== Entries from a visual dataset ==

┌──

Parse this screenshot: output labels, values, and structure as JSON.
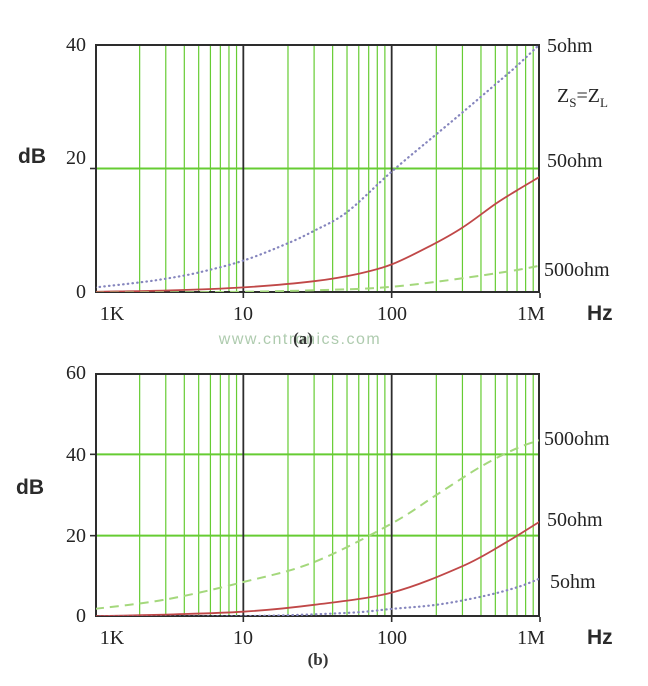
{
  "watermark": "www.cntronics.com",
  "colors": {
    "grid": "#66cc33",
    "frame": "#2d2d2d",
    "text": "#242424",
    "watermark": "#aecbae",
    "series_blue": "#8585bd",
    "series_red": "#c04848",
    "series_green": "#a4d87c"
  },
  "chart_data": [
    {
      "id": "a",
      "type": "line",
      "caption": "(a)",
      "ylabel": "dB",
      "x_unit": "Hz",
      "x_scale": "log",
      "xlim": [
        1000,
        1000000
      ],
      "ylim": [
        0,
        40
      ],
      "x_ticks": [
        {
          "v": 1000,
          "label": "1K"
        },
        {
          "v": 10000,
          "label": "10"
        },
        {
          "v": 100000,
          "label": "100"
        },
        {
          "v": 1000000,
          "label": "1M"
        }
      ],
      "y_ticks": [
        {
          "v": 40,
          "label": "40"
        },
        {
          "v": 20,
          "label": "20"
        },
        {
          "v": 0,
          "label": "0"
        }
      ],
      "y_gridlines": [
        20
      ],
      "x_decade_lines": [
        10000,
        100000
      ],
      "grid": "log-minor-2-9",
      "annotation": {
        "z1": "Z",
        "s1": "S",
        "eq": "=Z",
        "s2": "L"
      },
      "right_labels": [
        "5ohm",
        "50ohm",
        "500ohm"
      ],
      "series": [
        {
          "name": "5ohm",
          "style": "dotted",
          "color": "#8585bd",
          "points": [
            [
              1000,
              0.9
            ],
            [
              2000,
              1.7
            ],
            [
              3000,
              2.3
            ],
            [
              5000,
              3.3
            ],
            [
              10000,
              5.2
            ],
            [
              20000,
              8
            ],
            [
              30000,
              10
            ],
            [
              50000,
              13
            ],
            [
              100000,
              19.5
            ],
            [
              200000,
              25.5
            ],
            [
              300000,
              29
            ],
            [
              500000,
              33.5
            ],
            [
              700000,
              36.5
            ],
            [
              1000000,
              40
            ]
          ]
        },
        {
          "name": "50ohm",
          "style": "solid",
          "color": "#c04848",
          "points": [
            [
              1000,
              0.2
            ],
            [
              3000,
              0.4
            ],
            [
              10000,
              0.9
            ],
            [
              30000,
              1.9
            ],
            [
              60000,
              3.1
            ],
            [
              100000,
              4.6
            ],
            [
              180000,
              7.5
            ],
            [
              300000,
              10.5
            ],
            [
              500000,
              14.3
            ],
            [
              700000,
              16.5
            ],
            [
              1000000,
              18.7
            ]
          ]
        },
        {
          "name": "500ohm",
          "style": "dashed",
          "color": "#a4d87c",
          "points": [
            [
              1000,
              0.05
            ],
            [
              10000,
              0.2
            ],
            [
              50000,
              0.6
            ],
            [
              100000,
              1
            ],
            [
              200000,
              1.8
            ],
            [
              400000,
              2.8
            ],
            [
              700000,
              3.7
            ],
            [
              1000000,
              4.4
            ]
          ]
        }
      ]
    },
    {
      "id": "b",
      "type": "line",
      "caption": "(b)",
      "ylabel": "dB",
      "x_unit": "Hz",
      "x_scale": "log",
      "xlim": [
        1000,
        1000000
      ],
      "ylim": [
        0,
        60
      ],
      "x_ticks": [
        {
          "v": 1000,
          "label": "1K"
        },
        {
          "v": 10000,
          "label": "10"
        },
        {
          "v": 100000,
          "label": "100"
        },
        {
          "v": 1000000,
          "label": "1M"
        }
      ],
      "y_ticks": [
        {
          "v": 60,
          "label": "60"
        },
        {
          "v": 40,
          "label": "40"
        },
        {
          "v": 20,
          "label": "20"
        },
        {
          "v": 0,
          "label": "0"
        }
      ],
      "y_gridlines": [
        20,
        40
      ],
      "x_decade_lines": [
        10000,
        100000
      ],
      "grid": "log-minor-2-9",
      "right_labels": [
        "500ohm",
        "50ohm",
        "5ohm"
      ],
      "series": [
        {
          "name": "500ohm",
          "style": "dashed",
          "color": "#a4d87c",
          "points": [
            [
              1000,
              2
            ],
            [
              3000,
              4.3
            ],
            [
              10000,
              8.6
            ],
            [
              30000,
              13.5
            ],
            [
              100000,
              23
            ],
            [
              200000,
              30
            ],
            [
              400000,
              37
            ],
            [
              700000,
              41.5
            ],
            [
              1000000,
              43.5
            ]
          ]
        },
        {
          "name": "50ohm",
          "style": "solid",
          "color": "#c04848",
          "points": [
            [
              1000,
              0.2
            ],
            [
              3000,
              0.6
            ],
            [
              10000,
              1.3
            ],
            [
              30000,
              3
            ],
            [
              100000,
              6
            ],
            [
              300000,
              12.5
            ],
            [
              600000,
              18.5
            ],
            [
              1000000,
              23.5
            ]
          ]
        },
        {
          "name": "5ohm",
          "style": "dotted",
          "color": "#8585bd",
          "points": [
            [
              1000,
              0.05
            ],
            [
              10000,
              0.2
            ],
            [
              50000,
              1
            ],
            [
              100000,
              2
            ],
            [
              200000,
              3
            ],
            [
              400000,
              5
            ],
            [
              700000,
              7.3
            ],
            [
              1000000,
              9.5
            ]
          ]
        }
      ]
    }
  ]
}
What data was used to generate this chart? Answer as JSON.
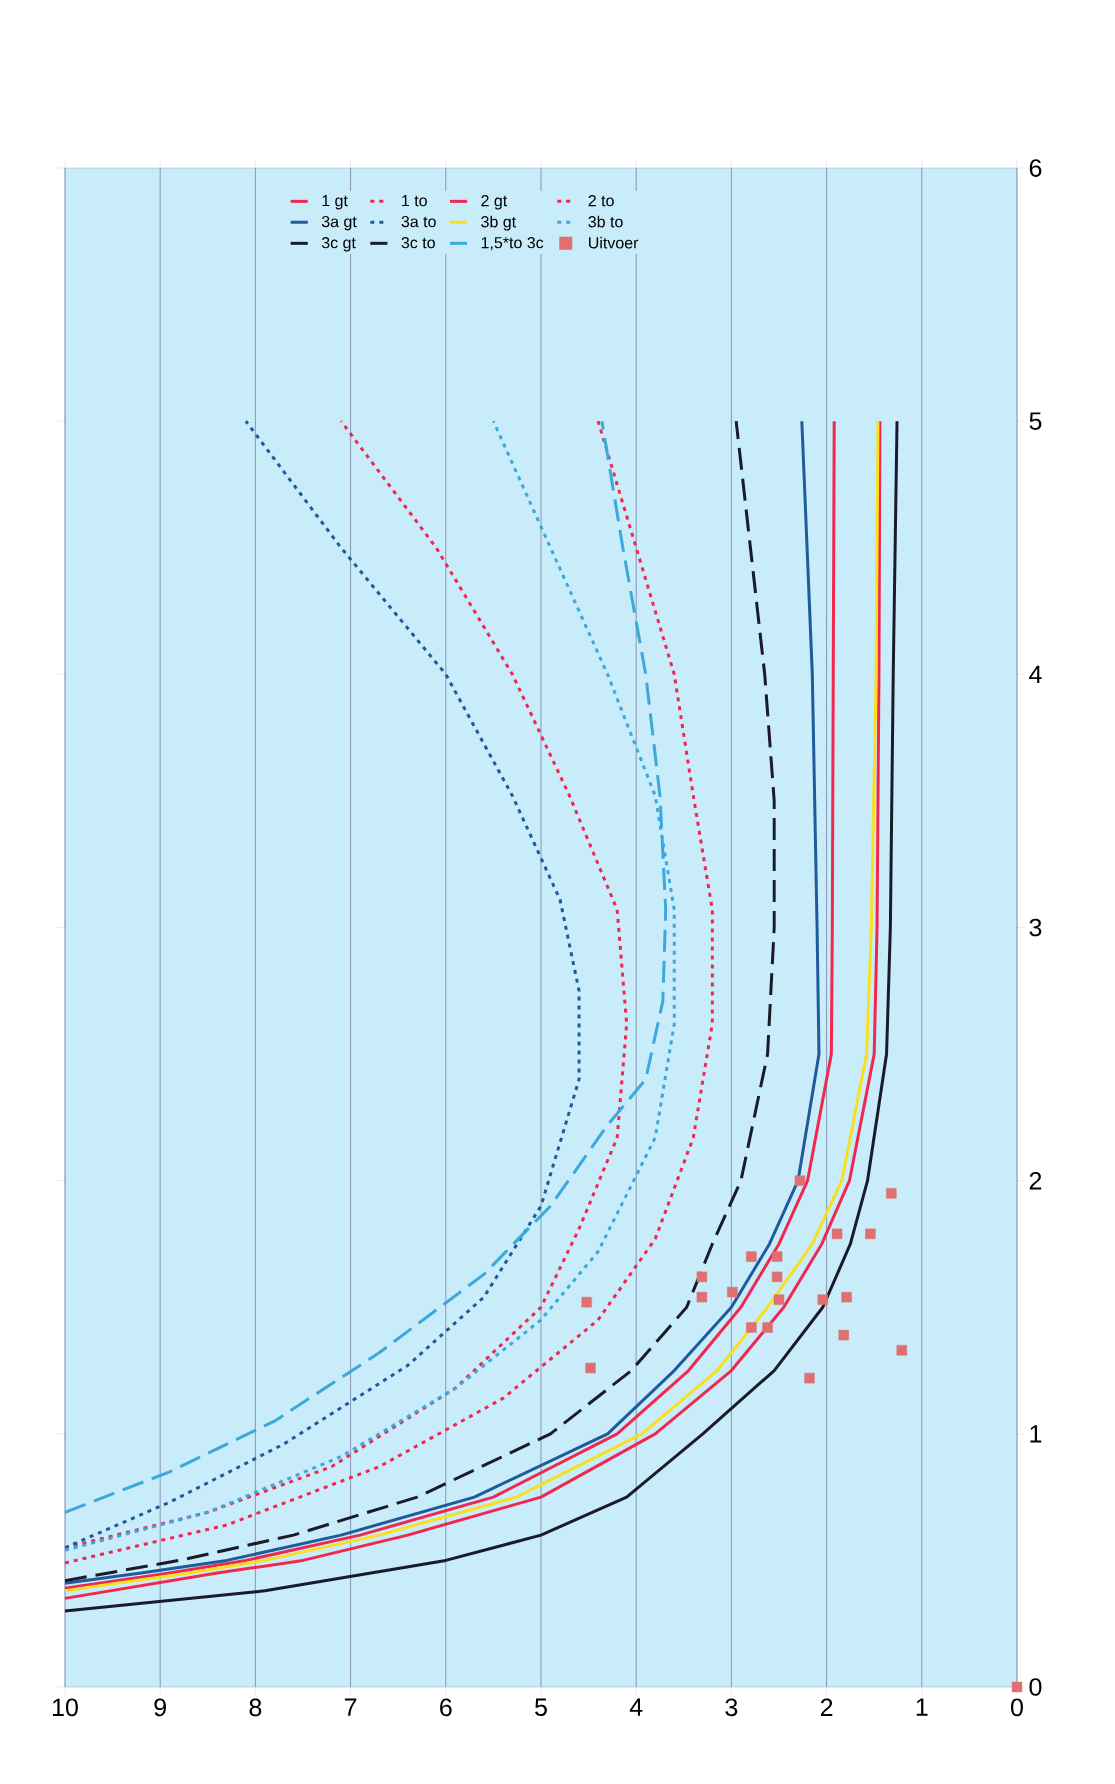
{
  "chart_data": {
    "type": "line",
    "xlim": [
      10,
      0
    ],
    "ylim": [
      0,
      6
    ],
    "xticks": [
      10,
      9,
      8,
      7,
      6,
      5,
      4,
      3,
      2,
      1,
      0
    ],
    "yticks": [
      0,
      1,
      2,
      3,
      4,
      5,
      6
    ],
    "grid": "x",
    "legend": "top",
    "series": [
      {
        "name": "1 gt",
        "color": "#f02850",
        "line_style": "solid",
        "values": [
          0.35,
          0.45,
          0.5,
          0.6,
          0.75,
          1,
          1.25,
          1.5,
          1.75,
          2,
          2.5,
          3,
          4,
          5
        ],
        "x": [
          10,
          8.4,
          7.5,
          6.4,
          5.0,
          3.8,
          3.0,
          2.45,
          2.05,
          1.76,
          1.5,
          1.47,
          1.45,
          1.44
        ]
      },
      {
        "name": "1 to",
        "color": "#f02850",
        "line_style": "dotted",
        "values": [
          0.49,
          0.64,
          0.87,
          1.14,
          1.45,
          1.77,
          2.17,
          2.62,
          3.07,
          3.52,
          4,
          4.5,
          5
        ],
        "x": [
          10,
          8.3,
          6.7,
          5.4,
          4.4,
          3.8,
          3.4,
          3.2,
          3.2,
          3.4,
          3.6,
          4.0,
          4.4
        ]
      },
      {
        "name": "2 gt",
        "color": "#f02850",
        "line_style": "solid",
        "values": [
          0.39,
          0.45,
          0.5,
          0.6,
          0.75,
          1,
          1.25,
          1.5,
          1.75,
          2,
          2.5,
          3,
          4,
          5
        ],
        "x": [
          10,
          8.9,
          8.1,
          6.9,
          5.5,
          4.2,
          3.45,
          2.9,
          2.5,
          2.2,
          1.95,
          1.94,
          1.93,
          1.92
        ]
      },
      {
        "name": "2 to",
        "color": "#f02850",
        "line_style": "dotted",
        "values": [
          0.55,
          0.69,
          0.87,
          1.18,
          1.5,
          1.81,
          2.17,
          2.62,
          3.07,
          3.52,
          4,
          4.5,
          5
        ],
        "x": [
          10,
          8.5,
          7.2,
          5.9,
          5.0,
          4.6,
          4.2,
          4.1,
          4.2,
          4.7,
          5.3,
          6.1,
          7.1
        ]
      },
      {
        "name": "3a gt",
        "color": "#1f5a9a",
        "line_style": "solid",
        "values": [
          0.41,
          0.45,
          0.5,
          0.6,
          0.75,
          1,
          1.25,
          1.5,
          1.75,
          2,
          2.5,
          3,
          4,
          5
        ],
        "x": [
          10,
          9.2,
          8.3,
          7.1,
          5.7,
          4.3,
          3.6,
          3.0,
          2.6,
          2.3,
          2.08,
          2.1,
          2.15,
          2.26
        ]
      },
      {
        "name": "3a to",
        "color": "#1f5a9a",
        "line_style": "dotted",
        "values": [
          0.55,
          0.73,
          0.96,
          1.27,
          1.54,
          1.9,
          2.4,
          2.75,
          3.11,
          3.52,
          4,
          4.5,
          5
        ],
        "x": [
          10,
          8.9,
          7.7,
          6.4,
          5.6,
          5.0,
          4.6,
          4.6,
          4.8,
          5.3,
          6.0,
          7.1,
          8.1
        ]
      },
      {
        "name": "3b gt",
        "color": "#f8e020",
        "line_style": "solid",
        "values": [
          0.38,
          0.45,
          0.5,
          0.6,
          0.75,
          1,
          1.25,
          1.5,
          1.75,
          2,
          2.5,
          3,
          4,
          5
        ],
        "x": [
          10,
          8.7,
          7.9,
          6.7,
          5.26,
          3.94,
          3.15,
          2.62,
          2.15,
          1.84,
          1.58,
          1.53,
          1.48,
          1.46
        ]
      },
      {
        "name": "3b to",
        "color": "#3ca8dc",
        "line_style": "dotted",
        "values": [
          0.54,
          0.69,
          0.91,
          1.18,
          1.45,
          1.72,
          2.17,
          2.62,
          3.07,
          3.52,
          4,
          4.5,
          5
        ],
        "x": [
          10,
          8.5,
          7.1,
          5.9,
          5.0,
          4.4,
          3.8,
          3.6,
          3.6,
          3.8,
          4.3,
          4.9,
          5.5
        ]
      },
      {
        "name": "3c gt",
        "color": "#1a1a28",
        "line_style": "solid",
        "values": [
          0.3,
          0.38,
          0.5,
          0.6,
          0.75,
          1,
          1.25,
          1.5,
          1.75,
          2,
          2.5,
          3,
          4,
          5
        ],
        "x": [
          10,
          7.9,
          6.0,
          5.0,
          4.1,
          3.3,
          2.55,
          2.04,
          1.75,
          1.57,
          1.37,
          1.33,
          1.3,
          1.26
        ]
      },
      {
        "name": "3c to",
        "color": "#1a1a28",
        "line_style": "dashed",
        "values": [
          0.42,
          0.5,
          0.6,
          0.75,
          1,
          1.25,
          1.5,
          1.75,
          2,
          2.5,
          3,
          3.5,
          4,
          4.5,
          5
        ],
        "x": [
          10,
          8.8,
          7.6,
          6.3,
          4.9,
          4.05,
          3.47,
          3.2,
          2.9,
          2.62,
          2.55,
          2.55,
          2.65,
          2.8,
          2.95
        ]
      },
      {
        "name": "1,5*to 3c",
        "color": "#3ca8dc",
        "line_style": "dashed",
        "values": [
          0.69,
          0.85,
          1.05,
          1.32,
          1.63,
          1.9,
          2.22,
          2.4,
          2.71,
          3.07,
          3.52,
          4,
          4.5,
          5
        ],
        "x": [
          10,
          8.9,
          7.8,
          6.7,
          5.6,
          4.9,
          4.3,
          3.9,
          3.72,
          3.69,
          3.75,
          3.9,
          4.14,
          4.36
        ]
      },
      {
        "name": "Uitvoer",
        "type": "scatter",
        "marker": "square",
        "color": "#e07070",
        "values": [
          2.0,
          1.95,
          1.79,
          1.79,
          1.7,
          1.7,
          1.62,
          1.62,
          1.54,
          1.56,
          1.53,
          1.53,
          1.54,
          1.52,
          1.42,
          1.42,
          1.39,
          1.33,
          1.26,
          1.22,
          0
        ],
        "x": [
          2.28,
          1.32,
          1.89,
          1.54,
          2.79,
          2.52,
          3.31,
          2.52,
          3.31,
          2.99,
          2.5,
          2.04,
          1.79,
          4.52,
          2.79,
          2.62,
          1.82,
          1.21,
          4.48,
          2.18,
          0
        ]
      }
    ]
  }
}
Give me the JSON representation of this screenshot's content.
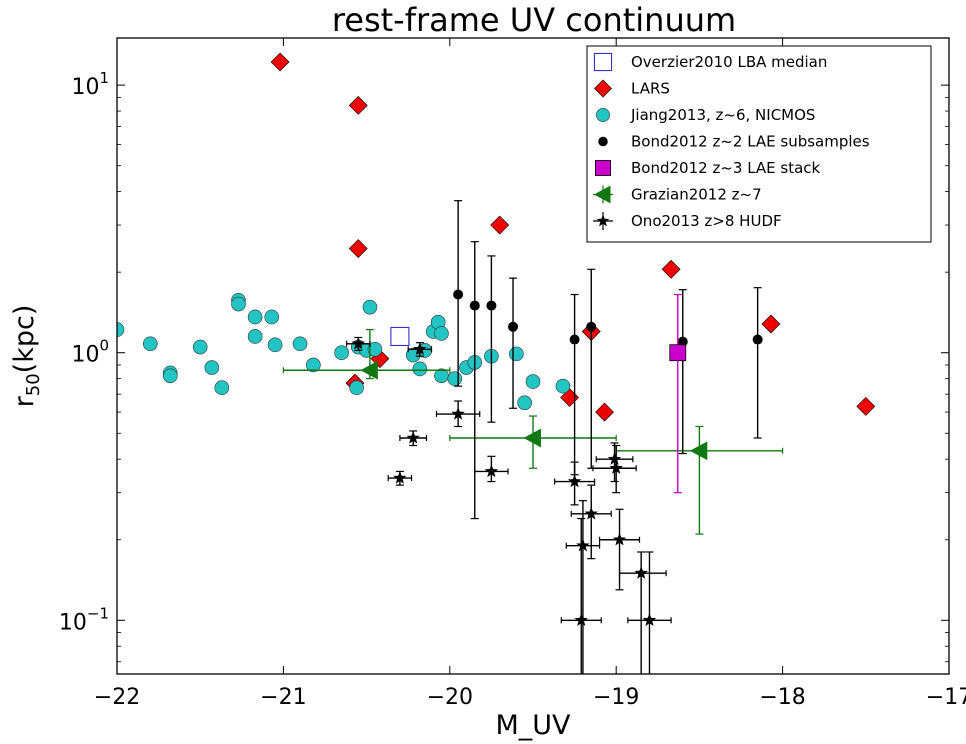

└──

Collect the lines of the records that include the string "JSON".

== Solution to this task ==
Parse this screenshot: output labels, values, and structure as JSON.
What data was used to generate this chart? Answer as JSON.
Give me the JSON representation of this screenshot's content.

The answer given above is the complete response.